(Saved data entries)
* * *
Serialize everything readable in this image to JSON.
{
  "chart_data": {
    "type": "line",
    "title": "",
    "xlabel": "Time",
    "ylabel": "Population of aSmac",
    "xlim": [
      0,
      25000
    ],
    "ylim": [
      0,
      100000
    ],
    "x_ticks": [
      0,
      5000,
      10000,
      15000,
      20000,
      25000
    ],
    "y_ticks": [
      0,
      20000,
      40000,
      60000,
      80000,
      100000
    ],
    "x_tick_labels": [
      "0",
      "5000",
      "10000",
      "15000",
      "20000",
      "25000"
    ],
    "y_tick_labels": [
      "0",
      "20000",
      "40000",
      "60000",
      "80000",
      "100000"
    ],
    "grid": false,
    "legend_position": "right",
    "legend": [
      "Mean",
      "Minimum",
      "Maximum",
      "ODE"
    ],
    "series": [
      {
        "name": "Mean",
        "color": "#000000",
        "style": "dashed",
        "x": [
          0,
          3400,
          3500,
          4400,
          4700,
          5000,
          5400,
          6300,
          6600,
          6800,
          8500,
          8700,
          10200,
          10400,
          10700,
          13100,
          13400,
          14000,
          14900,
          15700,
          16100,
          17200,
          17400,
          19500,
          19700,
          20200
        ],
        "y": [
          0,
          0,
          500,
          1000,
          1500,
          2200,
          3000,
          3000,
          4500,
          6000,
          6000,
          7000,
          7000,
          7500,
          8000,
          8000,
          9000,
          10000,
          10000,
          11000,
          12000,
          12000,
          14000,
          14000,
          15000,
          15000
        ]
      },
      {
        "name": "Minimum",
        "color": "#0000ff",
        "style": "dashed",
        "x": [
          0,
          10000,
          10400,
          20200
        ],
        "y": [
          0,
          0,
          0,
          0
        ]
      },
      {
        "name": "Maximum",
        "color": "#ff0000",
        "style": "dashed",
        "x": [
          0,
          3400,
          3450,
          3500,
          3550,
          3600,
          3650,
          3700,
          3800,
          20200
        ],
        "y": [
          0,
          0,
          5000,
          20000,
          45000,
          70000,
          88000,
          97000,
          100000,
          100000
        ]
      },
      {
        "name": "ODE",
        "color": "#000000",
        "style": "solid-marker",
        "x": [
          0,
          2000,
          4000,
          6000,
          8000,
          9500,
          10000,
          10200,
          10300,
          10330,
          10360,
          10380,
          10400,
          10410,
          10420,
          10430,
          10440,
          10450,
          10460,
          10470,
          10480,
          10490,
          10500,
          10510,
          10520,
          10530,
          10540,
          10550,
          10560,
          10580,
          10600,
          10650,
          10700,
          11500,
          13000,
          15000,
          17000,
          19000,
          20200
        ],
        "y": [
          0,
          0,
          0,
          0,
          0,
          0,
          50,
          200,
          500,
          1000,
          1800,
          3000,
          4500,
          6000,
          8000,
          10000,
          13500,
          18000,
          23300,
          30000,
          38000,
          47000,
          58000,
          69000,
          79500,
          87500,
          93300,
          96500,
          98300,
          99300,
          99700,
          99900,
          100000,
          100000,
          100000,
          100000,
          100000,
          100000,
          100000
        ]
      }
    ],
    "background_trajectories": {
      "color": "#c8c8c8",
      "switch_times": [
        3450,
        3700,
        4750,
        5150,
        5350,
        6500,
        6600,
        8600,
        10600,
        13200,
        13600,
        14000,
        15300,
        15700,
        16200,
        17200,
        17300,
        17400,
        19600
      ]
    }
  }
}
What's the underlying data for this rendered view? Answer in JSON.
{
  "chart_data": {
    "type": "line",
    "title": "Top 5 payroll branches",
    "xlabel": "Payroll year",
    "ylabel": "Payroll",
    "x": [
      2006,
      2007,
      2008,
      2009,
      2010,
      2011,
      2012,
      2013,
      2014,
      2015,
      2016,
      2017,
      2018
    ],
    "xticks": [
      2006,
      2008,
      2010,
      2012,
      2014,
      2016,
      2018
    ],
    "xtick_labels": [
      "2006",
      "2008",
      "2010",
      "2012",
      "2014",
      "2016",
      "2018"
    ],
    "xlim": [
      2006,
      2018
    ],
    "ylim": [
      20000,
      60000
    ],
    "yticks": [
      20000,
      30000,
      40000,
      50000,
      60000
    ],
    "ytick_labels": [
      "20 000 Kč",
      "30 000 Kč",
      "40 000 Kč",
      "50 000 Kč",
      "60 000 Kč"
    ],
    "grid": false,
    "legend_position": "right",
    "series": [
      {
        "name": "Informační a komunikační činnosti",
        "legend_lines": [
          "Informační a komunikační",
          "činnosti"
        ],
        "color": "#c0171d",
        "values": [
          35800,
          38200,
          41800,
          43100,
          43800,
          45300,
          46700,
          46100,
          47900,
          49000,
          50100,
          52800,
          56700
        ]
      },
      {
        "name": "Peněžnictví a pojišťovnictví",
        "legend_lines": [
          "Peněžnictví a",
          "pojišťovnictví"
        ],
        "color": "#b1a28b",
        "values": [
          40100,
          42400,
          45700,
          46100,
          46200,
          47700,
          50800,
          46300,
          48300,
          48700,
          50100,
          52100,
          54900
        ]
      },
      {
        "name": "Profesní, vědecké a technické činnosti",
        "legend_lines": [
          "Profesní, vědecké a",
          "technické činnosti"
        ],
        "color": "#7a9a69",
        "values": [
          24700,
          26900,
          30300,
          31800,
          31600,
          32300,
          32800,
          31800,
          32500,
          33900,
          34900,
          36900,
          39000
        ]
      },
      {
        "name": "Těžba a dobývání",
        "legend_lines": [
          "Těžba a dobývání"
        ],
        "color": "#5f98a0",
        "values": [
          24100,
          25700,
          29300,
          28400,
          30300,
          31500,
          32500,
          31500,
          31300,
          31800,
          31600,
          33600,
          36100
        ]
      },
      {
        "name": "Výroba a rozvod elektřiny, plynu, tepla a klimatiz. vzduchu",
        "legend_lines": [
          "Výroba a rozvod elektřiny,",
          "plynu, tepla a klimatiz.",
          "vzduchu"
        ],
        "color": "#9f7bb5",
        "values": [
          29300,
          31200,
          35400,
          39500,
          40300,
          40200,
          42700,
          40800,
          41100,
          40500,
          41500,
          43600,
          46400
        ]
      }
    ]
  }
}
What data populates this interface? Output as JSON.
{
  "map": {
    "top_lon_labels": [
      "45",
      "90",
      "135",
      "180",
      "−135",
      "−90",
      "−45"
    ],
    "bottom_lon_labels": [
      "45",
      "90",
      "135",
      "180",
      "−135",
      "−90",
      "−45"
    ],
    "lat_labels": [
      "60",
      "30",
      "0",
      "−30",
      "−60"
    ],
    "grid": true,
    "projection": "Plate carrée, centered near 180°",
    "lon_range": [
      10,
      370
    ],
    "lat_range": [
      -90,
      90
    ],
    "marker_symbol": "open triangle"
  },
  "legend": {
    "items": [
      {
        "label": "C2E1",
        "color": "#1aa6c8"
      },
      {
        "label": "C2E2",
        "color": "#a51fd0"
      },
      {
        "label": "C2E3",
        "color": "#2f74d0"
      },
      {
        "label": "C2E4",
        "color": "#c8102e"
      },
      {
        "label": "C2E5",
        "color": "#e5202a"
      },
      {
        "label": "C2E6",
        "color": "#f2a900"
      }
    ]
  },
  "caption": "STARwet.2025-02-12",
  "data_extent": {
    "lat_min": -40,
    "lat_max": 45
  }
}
* * *
Problem statement:
Write every record out again, unaltered.

Solution to the exercise:
Serialize everything readable in this image to JSON.
{
  "chart_data": {
    "type": "line",
    "title": "",
    "xlabel": "Time",
    "ylabel": "Population of aSmac",
    "xlim": [
      0,
      25000
    ],
    "ylim": [
      0,
      100000
    ],
    "x_ticks": [
      0,
      5000,
      10000,
      15000,
      20000,
      25000
    ],
    "y_ticks": [
      0,
      20000,
      40000,
      60000,
      80000,
      100000
    ],
    "x_tick_labels": [
      "0",
      "5000",
      "10000",
      "15000",
      "20000",
      "25000"
    ],
    "y_tick_labels": [
      "0",
      "20000",
      "40000",
      "60000",
      "80000",
      "100000"
    ],
    "grid": false,
    "legend_position": "right",
    "legend": [
      "Mean",
      "Minimum",
      "Maximum",
      "ODE"
    ],
    "series": [
      {
        "name": "Mean",
        "color": "#000000",
        "style": "dashed",
        "x": [
          0,
          3400,
          3500,
          4400,
          4700,
          5000,
          5400,
          6300,
          6600,
          6800,
          8500,
          8700,
          10200,
          10400,
          10700,
          13100,
          13400,
          14000,
          14900,
          15700,
          16100,
          17200,
          17400,
          19500,
          19700,
          20200
        ],
        "y": [
          0,
          0,
          500,
          1000,
          1500,
          2200,
          3000,
          3000,
          4500,
          6000,
          6000,
          7000,
          7000,
          7500,
          8000,
          8000,
          9000,
          10000,
          10000,
          11000,
          12000,
          12000,
          14000,
          14000,
          15000,
          15000
        ]
      },
      {
        "name": "Minimum",
        "color": "#0000ff",
        "style": "dashed",
        "x": [
          0,
          10000,
          10400,
          20200
        ],
        "y": [
          0,
          0,
          0,
          0
        ]
      },
      {
        "name": "Maximum",
        "color": "#ff0000",
        "style": "dashed",
        "x": [
          0,
          3400,
          3450,
          3500,
          3550,
          3600,
          3650,
          3700,
          3800,
          20200
        ],
        "y": [
          0,
          0,
          5000,
          20000,
          45000,
          70000,
          88000,
          97000,
          100000,
          100000
        ]
      },
      {
        "name": "ODE",
        "color": "#000000",
        "style": "solid-marker",
        "x": [
          0,
          2000,
          4000,
          6000,
          8000,
          9500,
          10000,
          10200,
          10300,
          10330,
          10360,
          10380,
          10400,
          10410,
          10420,
          10430,
          10440,
          10450,
          10460,
          10470,
          10480,
          10490,
          10500,
          10510,
          10520,
          10530,
          10540,
          10550,
          10560,
          10580,
          10600,
          10650,
          10700,
          11500,
          13000,
          15000,
          17000,
          19000,
          20200
        ],
        "y": [
          0,
          0,
          0,
          0,
          0,
          0,
          50,
          200,
          500,
          1000,
          1800,
          3000,
          4500,
          6000,
          8000,
          10000,
          13500,
          18000,
          23300,
          30000,
          38000,
          47000,
          58000,
          69000,
          79500,
          87500,
          93300,
          96500,
          98300,
          99300,
          99700,
          99900,
          100000,
          100000,
          100000,
          100000,
          100000,
          100000,
          100000
        ]
      }
    ],
    "background_trajectories": {
      "color": "#c8c8c8",
      "switch_times": [
        3450,
        3700,
        4750,
        5150,
        5350,
        6500,
        6600,
        8600,
        10600,
        13200,
        13600,
        14000,
        15300,
        15700,
        16200,
        17200,
        17300,
        17400,
        19600
      ]
    }
  }
}
What's the underlying data for this rendered view? Answer in JSON.
{
  "chart_data": {
    "type": "line",
    "title": "Top 5 payroll branches",
    "xlabel": "Payroll year",
    "ylabel": "Payroll",
    "x": [
      2006,
      2007,
      2008,
      2009,
      2010,
      2011,
      2012,
      2013,
      2014,
      2015,
      2016,
      2017,
      2018
    ],
    "xticks": [
      2006,
      2008,
      2010,
      2012,
      2014,
      2016,
      2018
    ],
    "xtick_labels": [
      "2006",
      "2008",
      "2010",
      "2012",
      "2014",
      "2016",
      "2018"
    ],
    "xlim": [
      2006,
      2018
    ],
    "ylim": [
      20000,
      60000
    ],
    "yticks": [
      20000,
      30000,
      40000,
      50000,
      60000
    ],
    "ytick_labels": [
      "20 000 Kč",
      "30 000 Kč",
      "40 000 Kč",
      "50 000 Kč",
      "60 000 Kč"
    ],
    "grid": false,
    "legend_position": "right",
    "series": [
      {
        "name": "Informační a komunikační činnosti",
        "legend_lines": [
          "Informační a komunikační",
          "činnosti"
        ],
        "color": "#c0171d",
        "values": [
          35800,
          38200,
          41800,
          43100,
          43800,
          45300,
          46700,
          46100,
          47900,
          49000,
          50100,
          52800,
          56700
        ]
      },
      {
        "name": "Peněžnictví a pojišťovnictví",
        "legend_lines": [
          "Peněžnictví a",
          "pojišťovnictví"
        ],
        "color": "#b1a28b",
        "values": [
          40100,
          42400,
          45700,
          46100,
          46200,
          47700,
          50800,
          46300,
          48300,
          48700,
          50100,
          52100,
          54900
        ]
      },
      {
        "name": "Profesní, vědecké a technické činnosti",
        "legend_lines": [
          "Profesní, vědecké a",
          "technické činnosti"
        ],
        "color": "#7a9a69",
        "values": [
          24700,
          26900,
          30300,
          31800,
          31600,
          32300,
          32800,
          31800,
          32500,
          33900,
          34900,
          36900,
          39000
        ]
      },
      {
        "name": "Těžba a dobývání",
        "legend_lines": [
          "Těžba a dobývání"
        ],
        "color": "#5f98a0",
        "values": [
          24100,
          25700,
          29300,
          28400,
          30300,
          31500,
          32500,
          31500,
          31300,
          31800,
          31600,
          33600,
          36100
        ]
      },
      {
        "name": "Výroba a rozvod elektřiny, plynu, tepla a klimatiz. vzduchu",
        "legend_lines": [
          "Výroba a rozvod elektřiny,",
          "plynu, tepla a klimatiz.",
          "vzduchu"
        ],
        "color": "#9f7bb5",
        "values": [
          29300,
          31200,
          35400,
          39500,
          40300,
          40200,
          42700,
          40800,
          41100,
          40500,
          41500,
          43600,
          46400
        ]
      }
    ]
  }
}
What data populates this interface? Output as JSON.
{
  "map": {
    "top_lon_labels": [
      "45",
      "90",
      "135",
      "180",
      "−135",
      "−90",
      "−45"
    ],
    "bottom_lon_labels": [
      "45",
      "90",
      "135",
      "180",
      "−135",
      "−90",
      "−45"
    ],
    "lat_labels": [
      "60",
      "30",
      "0",
      "−30",
      "−60"
    ],
    "grid": true,
    "projection": "Plate carrée, centered near 180°",
    "lon_range": [
      10,
      370
    ],
    "lat_range": [
      -90,
      90
    ],
    "marker_symbol": "open triangle"
  },
  "legend": {
    "items": [
      {
        "label": "C2E1",
        "color": "#1aa6c8"
      },
      {
        "label": "C2E2",
        "color": "#a51fd0"
      },
      {
        "label": "C2E3",
        "color": "#2f74d0"
      },
      {
        "label": "C2E4",
        "color": "#c8102e"
      },
      {
        "label": "C2E5",
        "color": "#e5202a"
      },
      {
        "label": "C2E6",
        "color": "#f2a900"
      }
    ]
  },
  "caption": "STARwet.2025-02-12",
  "data_extent": {
    "lat_min": -40,
    "lat_max": 45
  }
}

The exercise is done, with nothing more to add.